→ Request:
Check each line of the records below and collect those that include the word "subtitle".

→ Raw data:
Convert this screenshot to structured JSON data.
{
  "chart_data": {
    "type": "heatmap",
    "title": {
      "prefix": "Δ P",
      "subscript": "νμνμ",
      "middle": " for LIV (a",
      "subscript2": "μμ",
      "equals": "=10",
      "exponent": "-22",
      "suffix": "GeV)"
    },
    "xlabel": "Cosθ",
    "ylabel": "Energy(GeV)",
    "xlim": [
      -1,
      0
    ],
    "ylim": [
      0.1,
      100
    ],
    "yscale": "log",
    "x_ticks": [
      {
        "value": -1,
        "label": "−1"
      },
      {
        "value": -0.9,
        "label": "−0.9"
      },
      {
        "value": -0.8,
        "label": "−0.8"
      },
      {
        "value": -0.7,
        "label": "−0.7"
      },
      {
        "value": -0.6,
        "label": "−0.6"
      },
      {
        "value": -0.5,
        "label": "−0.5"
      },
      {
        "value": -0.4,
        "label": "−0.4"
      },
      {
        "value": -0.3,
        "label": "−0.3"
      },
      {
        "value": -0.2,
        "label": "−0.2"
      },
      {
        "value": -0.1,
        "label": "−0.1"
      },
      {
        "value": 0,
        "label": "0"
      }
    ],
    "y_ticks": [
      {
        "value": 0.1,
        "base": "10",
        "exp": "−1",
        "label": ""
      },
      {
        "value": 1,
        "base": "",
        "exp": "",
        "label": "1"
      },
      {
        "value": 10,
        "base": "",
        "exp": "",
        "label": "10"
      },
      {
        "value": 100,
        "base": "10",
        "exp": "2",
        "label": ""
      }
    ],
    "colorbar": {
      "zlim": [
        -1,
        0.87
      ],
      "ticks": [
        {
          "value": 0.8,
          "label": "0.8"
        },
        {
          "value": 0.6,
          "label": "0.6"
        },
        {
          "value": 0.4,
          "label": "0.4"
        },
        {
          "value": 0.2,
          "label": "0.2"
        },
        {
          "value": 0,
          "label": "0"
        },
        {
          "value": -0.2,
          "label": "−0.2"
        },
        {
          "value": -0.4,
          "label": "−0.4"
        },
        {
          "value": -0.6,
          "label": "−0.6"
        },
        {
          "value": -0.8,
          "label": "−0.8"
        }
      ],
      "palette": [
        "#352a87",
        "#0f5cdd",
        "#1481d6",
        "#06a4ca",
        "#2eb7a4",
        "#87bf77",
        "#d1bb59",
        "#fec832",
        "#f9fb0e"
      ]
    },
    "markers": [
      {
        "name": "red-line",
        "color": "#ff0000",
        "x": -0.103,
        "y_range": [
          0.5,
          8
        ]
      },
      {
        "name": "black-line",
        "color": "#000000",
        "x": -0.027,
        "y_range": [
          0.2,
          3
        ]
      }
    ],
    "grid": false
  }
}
---
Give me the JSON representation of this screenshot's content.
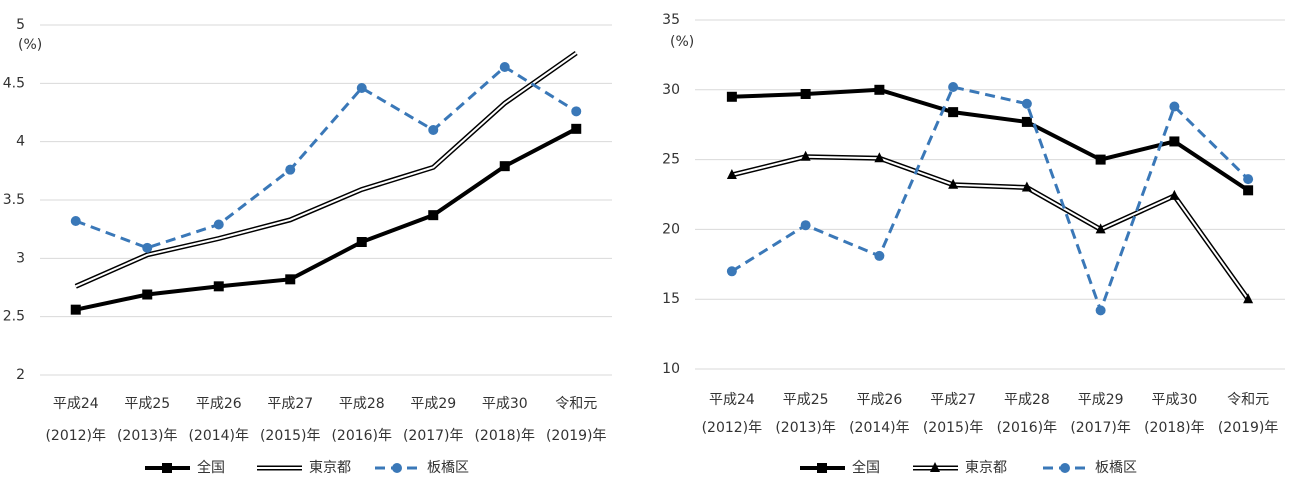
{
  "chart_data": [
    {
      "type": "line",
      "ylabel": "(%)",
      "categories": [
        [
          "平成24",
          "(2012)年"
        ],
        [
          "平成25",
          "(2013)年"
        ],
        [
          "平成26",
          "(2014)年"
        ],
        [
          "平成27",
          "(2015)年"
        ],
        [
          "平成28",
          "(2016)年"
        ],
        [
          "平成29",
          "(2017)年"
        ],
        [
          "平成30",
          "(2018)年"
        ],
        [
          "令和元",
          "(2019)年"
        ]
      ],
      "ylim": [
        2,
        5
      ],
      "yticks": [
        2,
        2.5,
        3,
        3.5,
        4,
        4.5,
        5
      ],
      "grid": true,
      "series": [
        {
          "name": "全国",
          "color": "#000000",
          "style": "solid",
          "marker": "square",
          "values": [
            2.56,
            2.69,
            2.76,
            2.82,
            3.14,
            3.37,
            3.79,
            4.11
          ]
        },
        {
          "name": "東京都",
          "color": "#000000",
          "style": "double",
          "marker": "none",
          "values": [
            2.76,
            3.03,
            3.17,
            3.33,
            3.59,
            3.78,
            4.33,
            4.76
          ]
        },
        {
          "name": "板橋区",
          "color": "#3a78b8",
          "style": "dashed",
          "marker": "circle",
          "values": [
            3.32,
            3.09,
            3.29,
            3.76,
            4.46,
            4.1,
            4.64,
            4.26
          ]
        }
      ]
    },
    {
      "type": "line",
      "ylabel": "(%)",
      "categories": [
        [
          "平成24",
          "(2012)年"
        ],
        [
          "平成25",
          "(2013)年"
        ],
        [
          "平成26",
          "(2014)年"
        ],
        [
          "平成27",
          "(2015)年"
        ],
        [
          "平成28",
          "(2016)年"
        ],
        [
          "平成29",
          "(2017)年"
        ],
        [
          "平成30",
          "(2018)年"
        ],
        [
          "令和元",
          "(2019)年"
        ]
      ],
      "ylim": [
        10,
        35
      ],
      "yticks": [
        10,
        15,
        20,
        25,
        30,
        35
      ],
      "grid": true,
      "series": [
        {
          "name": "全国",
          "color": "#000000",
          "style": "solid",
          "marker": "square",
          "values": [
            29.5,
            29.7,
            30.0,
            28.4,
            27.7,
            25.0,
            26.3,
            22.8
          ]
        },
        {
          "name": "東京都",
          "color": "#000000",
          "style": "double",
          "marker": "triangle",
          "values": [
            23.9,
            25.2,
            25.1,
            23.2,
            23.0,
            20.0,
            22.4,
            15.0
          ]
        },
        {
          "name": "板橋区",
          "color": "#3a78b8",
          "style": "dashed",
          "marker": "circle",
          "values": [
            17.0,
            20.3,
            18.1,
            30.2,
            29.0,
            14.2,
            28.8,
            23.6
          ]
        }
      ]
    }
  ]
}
--
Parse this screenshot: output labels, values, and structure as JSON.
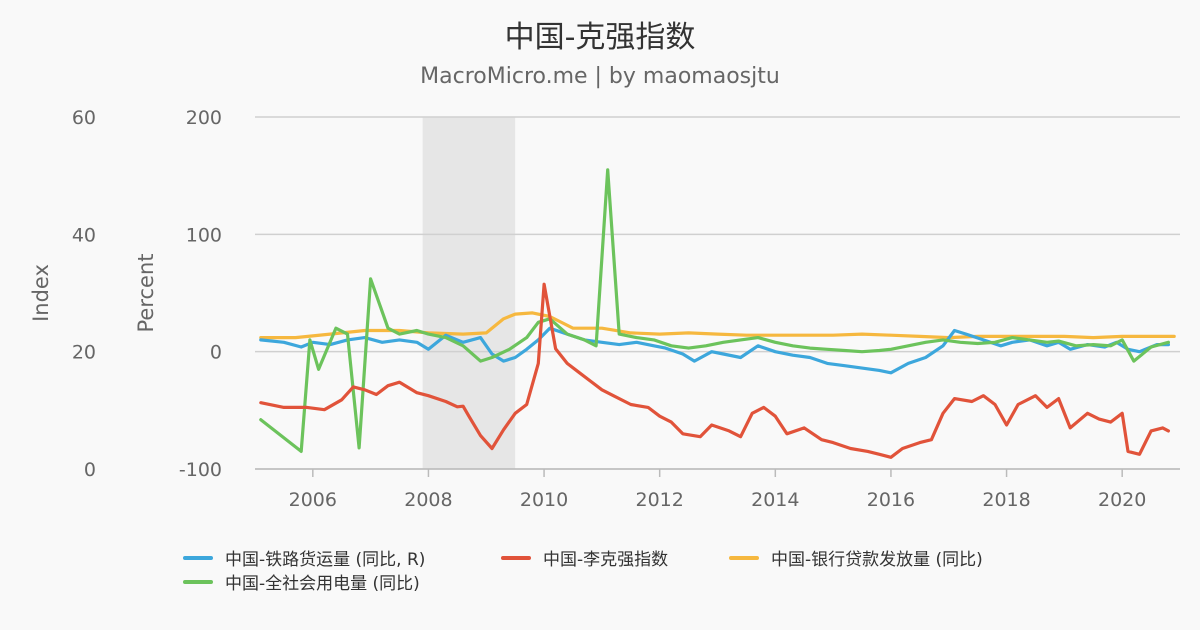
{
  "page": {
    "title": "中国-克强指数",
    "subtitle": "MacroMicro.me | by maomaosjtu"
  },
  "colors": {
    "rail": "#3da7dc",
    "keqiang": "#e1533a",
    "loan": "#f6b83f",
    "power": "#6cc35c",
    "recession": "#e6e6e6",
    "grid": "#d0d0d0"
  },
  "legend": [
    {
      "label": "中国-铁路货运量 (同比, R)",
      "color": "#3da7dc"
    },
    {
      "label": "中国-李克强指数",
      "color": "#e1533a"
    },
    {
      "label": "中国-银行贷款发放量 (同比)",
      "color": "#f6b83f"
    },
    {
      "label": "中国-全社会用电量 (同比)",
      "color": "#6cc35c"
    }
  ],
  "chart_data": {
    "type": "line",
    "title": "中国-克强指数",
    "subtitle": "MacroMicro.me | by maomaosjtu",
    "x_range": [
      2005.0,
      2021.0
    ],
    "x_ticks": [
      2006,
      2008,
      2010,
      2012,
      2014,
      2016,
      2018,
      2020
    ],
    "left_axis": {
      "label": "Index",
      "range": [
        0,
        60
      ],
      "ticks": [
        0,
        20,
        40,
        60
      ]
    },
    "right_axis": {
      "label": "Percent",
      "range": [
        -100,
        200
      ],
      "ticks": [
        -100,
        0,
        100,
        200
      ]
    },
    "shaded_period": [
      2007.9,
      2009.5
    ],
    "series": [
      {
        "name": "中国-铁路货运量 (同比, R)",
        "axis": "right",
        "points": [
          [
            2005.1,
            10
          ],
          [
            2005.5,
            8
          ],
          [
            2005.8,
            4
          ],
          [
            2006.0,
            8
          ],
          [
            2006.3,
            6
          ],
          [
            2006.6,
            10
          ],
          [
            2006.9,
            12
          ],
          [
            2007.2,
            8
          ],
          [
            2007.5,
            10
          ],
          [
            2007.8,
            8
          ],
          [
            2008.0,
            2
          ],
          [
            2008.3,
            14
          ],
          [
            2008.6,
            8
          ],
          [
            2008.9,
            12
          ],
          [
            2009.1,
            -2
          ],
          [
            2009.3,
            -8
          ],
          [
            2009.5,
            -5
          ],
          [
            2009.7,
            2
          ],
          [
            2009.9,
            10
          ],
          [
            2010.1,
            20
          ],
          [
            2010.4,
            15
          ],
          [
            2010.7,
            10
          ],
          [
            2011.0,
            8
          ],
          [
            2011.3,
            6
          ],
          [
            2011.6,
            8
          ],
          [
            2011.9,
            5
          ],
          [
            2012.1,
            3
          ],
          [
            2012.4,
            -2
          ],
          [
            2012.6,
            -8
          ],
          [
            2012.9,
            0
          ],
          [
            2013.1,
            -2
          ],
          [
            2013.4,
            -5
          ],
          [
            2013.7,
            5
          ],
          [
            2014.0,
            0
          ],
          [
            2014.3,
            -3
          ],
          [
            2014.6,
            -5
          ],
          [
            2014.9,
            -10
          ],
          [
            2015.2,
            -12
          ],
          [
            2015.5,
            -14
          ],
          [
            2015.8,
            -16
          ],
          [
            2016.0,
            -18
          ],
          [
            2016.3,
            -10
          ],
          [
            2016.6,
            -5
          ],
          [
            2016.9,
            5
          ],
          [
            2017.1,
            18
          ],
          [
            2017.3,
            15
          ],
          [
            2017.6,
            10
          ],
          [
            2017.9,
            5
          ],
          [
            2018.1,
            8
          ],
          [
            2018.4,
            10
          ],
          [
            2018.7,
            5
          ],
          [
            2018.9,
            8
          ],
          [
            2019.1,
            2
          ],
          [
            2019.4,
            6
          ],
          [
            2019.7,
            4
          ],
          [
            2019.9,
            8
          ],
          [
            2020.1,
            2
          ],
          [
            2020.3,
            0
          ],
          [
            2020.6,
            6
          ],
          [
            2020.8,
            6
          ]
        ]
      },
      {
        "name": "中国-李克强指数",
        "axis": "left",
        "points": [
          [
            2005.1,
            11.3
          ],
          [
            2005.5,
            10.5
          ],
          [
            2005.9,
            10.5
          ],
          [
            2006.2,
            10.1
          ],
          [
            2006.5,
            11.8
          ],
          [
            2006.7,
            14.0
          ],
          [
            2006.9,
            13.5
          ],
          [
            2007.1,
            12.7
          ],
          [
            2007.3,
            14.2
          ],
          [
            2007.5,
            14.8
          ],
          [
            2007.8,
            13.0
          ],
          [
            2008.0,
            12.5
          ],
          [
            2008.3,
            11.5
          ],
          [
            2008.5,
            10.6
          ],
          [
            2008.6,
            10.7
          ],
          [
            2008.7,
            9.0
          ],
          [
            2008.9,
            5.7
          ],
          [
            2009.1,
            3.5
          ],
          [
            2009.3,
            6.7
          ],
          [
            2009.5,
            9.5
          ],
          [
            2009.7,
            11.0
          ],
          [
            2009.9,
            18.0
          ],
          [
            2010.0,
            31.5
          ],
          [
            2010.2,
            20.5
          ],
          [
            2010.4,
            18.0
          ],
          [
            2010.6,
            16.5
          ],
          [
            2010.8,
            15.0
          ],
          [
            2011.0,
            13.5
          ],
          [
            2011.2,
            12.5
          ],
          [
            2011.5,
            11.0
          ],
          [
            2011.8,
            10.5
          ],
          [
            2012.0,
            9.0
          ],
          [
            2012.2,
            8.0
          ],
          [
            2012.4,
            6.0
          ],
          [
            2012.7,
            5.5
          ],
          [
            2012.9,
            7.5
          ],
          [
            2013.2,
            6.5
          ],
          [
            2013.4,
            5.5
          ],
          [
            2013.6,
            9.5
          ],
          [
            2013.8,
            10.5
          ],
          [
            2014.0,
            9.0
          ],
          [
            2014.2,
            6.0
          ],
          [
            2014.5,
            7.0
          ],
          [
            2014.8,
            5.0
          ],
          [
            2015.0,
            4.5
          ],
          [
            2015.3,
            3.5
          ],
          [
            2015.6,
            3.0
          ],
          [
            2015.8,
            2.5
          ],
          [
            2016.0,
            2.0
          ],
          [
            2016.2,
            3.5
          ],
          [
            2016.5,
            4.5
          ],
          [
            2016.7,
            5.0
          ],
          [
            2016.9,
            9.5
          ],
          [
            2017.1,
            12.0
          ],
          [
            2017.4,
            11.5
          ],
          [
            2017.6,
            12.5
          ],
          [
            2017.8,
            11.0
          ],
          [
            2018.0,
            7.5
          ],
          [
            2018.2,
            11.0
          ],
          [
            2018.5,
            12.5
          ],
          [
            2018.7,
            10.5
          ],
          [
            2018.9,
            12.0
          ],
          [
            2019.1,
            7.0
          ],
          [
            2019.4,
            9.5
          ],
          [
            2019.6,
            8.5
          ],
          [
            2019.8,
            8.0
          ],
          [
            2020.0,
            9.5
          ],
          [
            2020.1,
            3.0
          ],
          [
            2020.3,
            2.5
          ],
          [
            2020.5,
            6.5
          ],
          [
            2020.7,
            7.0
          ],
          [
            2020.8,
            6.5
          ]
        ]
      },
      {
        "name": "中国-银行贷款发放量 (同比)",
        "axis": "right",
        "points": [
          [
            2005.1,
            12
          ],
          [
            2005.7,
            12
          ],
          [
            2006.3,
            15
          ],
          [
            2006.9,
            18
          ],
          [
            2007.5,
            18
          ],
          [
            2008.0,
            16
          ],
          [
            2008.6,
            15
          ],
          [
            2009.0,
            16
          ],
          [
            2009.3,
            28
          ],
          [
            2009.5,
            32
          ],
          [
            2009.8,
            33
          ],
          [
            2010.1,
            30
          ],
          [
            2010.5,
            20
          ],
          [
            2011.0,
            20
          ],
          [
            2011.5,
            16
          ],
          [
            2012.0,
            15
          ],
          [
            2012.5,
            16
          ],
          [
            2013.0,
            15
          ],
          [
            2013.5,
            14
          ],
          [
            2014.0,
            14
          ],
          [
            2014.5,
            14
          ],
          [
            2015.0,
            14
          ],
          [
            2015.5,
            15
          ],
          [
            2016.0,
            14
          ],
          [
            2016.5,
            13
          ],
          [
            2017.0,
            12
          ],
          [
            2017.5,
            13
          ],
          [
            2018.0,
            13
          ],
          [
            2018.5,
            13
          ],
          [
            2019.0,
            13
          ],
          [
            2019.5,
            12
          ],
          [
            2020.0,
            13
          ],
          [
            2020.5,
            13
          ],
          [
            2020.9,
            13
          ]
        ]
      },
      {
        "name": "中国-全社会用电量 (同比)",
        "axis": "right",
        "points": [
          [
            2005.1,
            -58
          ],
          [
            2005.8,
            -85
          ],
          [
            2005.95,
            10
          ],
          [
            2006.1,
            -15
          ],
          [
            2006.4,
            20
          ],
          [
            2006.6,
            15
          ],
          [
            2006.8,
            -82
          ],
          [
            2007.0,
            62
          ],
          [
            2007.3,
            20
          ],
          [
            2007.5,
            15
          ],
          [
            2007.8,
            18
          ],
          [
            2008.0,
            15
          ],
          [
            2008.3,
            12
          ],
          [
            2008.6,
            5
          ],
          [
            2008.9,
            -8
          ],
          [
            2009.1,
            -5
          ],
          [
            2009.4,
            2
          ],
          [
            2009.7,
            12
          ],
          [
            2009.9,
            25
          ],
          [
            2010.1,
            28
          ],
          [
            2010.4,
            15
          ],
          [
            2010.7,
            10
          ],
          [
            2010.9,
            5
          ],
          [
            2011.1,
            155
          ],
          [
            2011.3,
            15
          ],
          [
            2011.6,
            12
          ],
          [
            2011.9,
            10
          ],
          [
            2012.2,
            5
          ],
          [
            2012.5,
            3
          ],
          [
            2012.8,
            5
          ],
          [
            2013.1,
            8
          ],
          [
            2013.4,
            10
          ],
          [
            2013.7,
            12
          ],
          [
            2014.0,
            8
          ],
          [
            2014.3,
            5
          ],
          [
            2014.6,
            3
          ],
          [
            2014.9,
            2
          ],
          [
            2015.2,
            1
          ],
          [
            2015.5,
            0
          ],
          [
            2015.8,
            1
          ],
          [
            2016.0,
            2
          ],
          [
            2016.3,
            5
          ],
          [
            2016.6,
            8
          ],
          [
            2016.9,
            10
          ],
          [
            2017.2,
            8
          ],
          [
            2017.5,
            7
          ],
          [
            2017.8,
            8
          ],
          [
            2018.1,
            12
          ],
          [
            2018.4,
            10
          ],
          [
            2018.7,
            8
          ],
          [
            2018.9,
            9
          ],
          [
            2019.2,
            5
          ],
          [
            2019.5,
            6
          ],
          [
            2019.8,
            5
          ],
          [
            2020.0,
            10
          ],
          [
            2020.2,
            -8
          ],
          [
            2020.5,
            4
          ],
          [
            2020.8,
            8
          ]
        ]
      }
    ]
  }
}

→ Expected answer:
    "subtitle": "MacroMicro.me | by maomaosjtu"
    "subtitle": "MacroMicro.me | by maomaosjtu",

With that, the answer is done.